麻黄15gまで増量、芦根30〜120g、生石膏60〜90gまで増量、知母15〜30g

3 往来寒熱

柴胡を30gまで増量、黄芩を15〜30gまで増量

4 倦怠感

黄耆15〜30g、生晒参6〜9g あるいは党参9〜30g

5 喉の痛み

桔梗9g、連翹15g

6 乾いた咳

百部15〜30g、蝉脱9g、蔵青果9g、蘇子9g

7 喘鳴

紫菀15〜30gまで増量、款冬花15〜30gまで増量、炙枇杷葉15〜30g、葶藶子30g

8 喀血

仙鶴草30g、紫草15g、三七粉3g(お湯で溶いて服用)

9 黄色い痰が多いあるいは痰の切れが悪い

瓜蒌仁30g、黄芩15g、魚腥草30g、連翹30g、板藍根30g

10 食欲不振

莱菔子 9〜15g、陳皮15gまで増量

11 吐き気

半夏を15gまで増量、黄連3g、蘇葉9g、生姜を30gまで増量

12 下痢

黄連6〜9g、生姜30gまで増量、雲苓を重用し60〜90gまで増量

13 便秘

枳実10〜15g、生大黄6〜15g

14 舌紅あるいは乾燥

蓮子心6g、麦冬30〜90g

15 舌絳紅

生地30g、赤芍30〜90g

16 四肢の冷え、汗が多い、あるいは意識障害、舌淡暗あるいは紫暗、脈細数

紅参9〜15g、淡附片9〜30g、山茱萸30〜90g、乾姜15〜30g、桃仁9〜15g、三七3〜9g


その他の注意点として、新型コロナウイルスは「寒湿」の邪であるため、苦寒薬の使用は慎重に行うべきです。食事も寒涼性のものを避け温熱性のものを食べるようにします。

さらに神闕、関元、気海、胃脘、足三里などのツボにお灸をし、温陽散寒除湿、調理脾胃を行い体の免疫力を低下させないケアを行います。

● ● ● ● ● ● ●

**課題**: 本文抜粋のうち「生地30g、赤芍30〜90g」から「低下させないケアを行います。」までの部分を、一字一句変えずに書き写すこと。 データは使わなくてよい。

● ● ● ● ● ● ●

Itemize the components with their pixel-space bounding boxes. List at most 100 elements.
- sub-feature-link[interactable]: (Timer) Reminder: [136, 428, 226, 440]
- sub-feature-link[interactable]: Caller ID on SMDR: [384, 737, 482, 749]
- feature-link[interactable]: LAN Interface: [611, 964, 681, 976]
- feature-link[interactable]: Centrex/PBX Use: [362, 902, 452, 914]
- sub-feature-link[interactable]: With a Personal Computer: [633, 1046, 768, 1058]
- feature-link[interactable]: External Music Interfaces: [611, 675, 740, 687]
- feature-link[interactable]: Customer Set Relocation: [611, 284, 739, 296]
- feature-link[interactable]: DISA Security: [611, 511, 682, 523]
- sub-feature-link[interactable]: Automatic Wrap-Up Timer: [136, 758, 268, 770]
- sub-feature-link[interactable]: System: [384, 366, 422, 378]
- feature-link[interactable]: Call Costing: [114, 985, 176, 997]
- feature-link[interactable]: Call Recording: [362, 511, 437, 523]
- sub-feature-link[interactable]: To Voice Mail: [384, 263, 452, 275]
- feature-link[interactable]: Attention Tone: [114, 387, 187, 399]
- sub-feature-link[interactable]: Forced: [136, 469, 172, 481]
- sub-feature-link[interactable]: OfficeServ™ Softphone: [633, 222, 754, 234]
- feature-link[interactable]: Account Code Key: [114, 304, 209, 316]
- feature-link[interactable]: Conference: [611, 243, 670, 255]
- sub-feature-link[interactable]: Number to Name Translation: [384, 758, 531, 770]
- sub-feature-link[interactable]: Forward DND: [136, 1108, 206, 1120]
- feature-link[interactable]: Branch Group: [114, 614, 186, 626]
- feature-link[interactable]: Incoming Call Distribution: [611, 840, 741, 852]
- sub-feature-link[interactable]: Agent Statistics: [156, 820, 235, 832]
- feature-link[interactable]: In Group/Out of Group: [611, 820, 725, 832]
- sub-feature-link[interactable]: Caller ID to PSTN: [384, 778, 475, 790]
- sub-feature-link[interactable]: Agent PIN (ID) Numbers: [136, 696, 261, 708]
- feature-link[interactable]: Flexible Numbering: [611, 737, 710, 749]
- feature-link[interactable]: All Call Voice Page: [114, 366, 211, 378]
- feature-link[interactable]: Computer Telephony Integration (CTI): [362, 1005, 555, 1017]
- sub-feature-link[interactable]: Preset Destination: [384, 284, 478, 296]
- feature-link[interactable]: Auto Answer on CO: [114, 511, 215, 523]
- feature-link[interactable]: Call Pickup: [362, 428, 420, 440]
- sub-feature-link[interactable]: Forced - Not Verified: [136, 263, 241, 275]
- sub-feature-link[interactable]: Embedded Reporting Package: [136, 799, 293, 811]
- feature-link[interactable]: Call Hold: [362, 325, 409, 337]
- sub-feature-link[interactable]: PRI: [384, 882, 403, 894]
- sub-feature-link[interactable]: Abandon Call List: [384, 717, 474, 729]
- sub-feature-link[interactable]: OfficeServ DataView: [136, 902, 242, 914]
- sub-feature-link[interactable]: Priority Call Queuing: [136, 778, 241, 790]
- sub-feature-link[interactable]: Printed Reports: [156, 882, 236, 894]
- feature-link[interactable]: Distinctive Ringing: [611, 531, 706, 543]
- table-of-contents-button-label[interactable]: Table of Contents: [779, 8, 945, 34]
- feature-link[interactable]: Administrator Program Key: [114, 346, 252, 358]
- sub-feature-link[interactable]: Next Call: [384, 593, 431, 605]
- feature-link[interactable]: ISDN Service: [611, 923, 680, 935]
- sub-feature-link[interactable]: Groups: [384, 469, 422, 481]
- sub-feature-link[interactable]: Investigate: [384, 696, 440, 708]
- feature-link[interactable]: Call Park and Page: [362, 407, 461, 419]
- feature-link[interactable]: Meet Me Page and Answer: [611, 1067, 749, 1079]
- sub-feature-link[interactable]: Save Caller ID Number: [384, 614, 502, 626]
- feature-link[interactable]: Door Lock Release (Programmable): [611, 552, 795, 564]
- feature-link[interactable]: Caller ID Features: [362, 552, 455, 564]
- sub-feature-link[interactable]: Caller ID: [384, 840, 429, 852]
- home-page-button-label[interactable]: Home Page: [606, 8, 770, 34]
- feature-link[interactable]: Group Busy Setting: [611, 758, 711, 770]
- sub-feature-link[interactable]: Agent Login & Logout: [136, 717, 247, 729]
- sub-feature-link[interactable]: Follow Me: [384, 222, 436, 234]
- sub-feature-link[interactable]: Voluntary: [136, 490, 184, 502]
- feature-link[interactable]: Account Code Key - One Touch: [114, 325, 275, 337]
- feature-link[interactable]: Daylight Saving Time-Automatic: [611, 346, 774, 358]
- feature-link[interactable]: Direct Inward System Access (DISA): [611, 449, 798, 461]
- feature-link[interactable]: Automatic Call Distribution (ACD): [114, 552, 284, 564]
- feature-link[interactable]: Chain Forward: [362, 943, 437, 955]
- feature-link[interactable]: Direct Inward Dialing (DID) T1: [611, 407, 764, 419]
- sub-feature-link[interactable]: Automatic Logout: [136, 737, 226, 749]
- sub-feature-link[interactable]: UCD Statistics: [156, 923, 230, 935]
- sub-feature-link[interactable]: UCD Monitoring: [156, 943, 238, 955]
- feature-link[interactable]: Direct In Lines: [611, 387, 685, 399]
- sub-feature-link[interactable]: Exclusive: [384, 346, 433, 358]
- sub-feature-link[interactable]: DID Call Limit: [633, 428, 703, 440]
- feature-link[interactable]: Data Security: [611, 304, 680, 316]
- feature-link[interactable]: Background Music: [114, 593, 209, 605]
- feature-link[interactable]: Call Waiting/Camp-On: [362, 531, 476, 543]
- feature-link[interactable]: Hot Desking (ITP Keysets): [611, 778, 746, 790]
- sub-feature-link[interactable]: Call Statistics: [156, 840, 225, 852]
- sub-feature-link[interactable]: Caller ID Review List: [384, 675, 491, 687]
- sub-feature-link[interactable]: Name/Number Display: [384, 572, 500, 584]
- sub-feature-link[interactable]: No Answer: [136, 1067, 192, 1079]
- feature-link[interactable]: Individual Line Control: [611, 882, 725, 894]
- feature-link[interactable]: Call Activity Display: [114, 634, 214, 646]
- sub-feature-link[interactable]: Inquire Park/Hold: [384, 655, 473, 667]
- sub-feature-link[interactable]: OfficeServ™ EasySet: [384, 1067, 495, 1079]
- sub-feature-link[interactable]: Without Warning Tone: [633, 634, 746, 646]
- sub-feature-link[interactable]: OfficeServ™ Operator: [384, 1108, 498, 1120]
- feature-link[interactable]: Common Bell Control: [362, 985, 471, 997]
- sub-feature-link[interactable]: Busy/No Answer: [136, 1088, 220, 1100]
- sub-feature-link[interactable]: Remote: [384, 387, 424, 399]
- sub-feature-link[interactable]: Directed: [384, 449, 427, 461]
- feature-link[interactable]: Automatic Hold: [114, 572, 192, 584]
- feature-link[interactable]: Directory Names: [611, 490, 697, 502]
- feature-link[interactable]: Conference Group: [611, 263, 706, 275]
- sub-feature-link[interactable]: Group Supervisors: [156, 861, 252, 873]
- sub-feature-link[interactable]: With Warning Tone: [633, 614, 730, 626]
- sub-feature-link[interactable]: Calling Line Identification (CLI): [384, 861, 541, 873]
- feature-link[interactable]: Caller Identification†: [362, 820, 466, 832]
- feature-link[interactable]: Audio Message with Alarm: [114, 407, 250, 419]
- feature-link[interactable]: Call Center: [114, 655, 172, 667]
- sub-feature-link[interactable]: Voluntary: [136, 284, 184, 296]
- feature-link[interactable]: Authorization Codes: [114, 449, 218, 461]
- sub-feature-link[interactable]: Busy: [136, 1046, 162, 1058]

● ● ● ● ● ● ●

**解答**:
生地30g、赤芍30〜90g

16 四肢の冷え、汗が多い、あるいは意識障害、舌淡暗あるいは紫暗、脈細数

紅参9〜15g、淡附片9〜30g、山茱萸30〜90g、乾姜15〜30g、桃仁9〜15g、三七3〜9g


その他の注意点として、新型コロナウイルスは「寒湿」の邪であるため、苦寒薬の使用は慎重に行うべきです。食事も寒涼性のものを避け温熱性のものを食べるようにします。

さらに神闕、関元、気海、胃脘、足三里などのツボにお灸をし、温陽散寒除湿、調理脾胃を行い体の免疫力を低下させないケアを行います。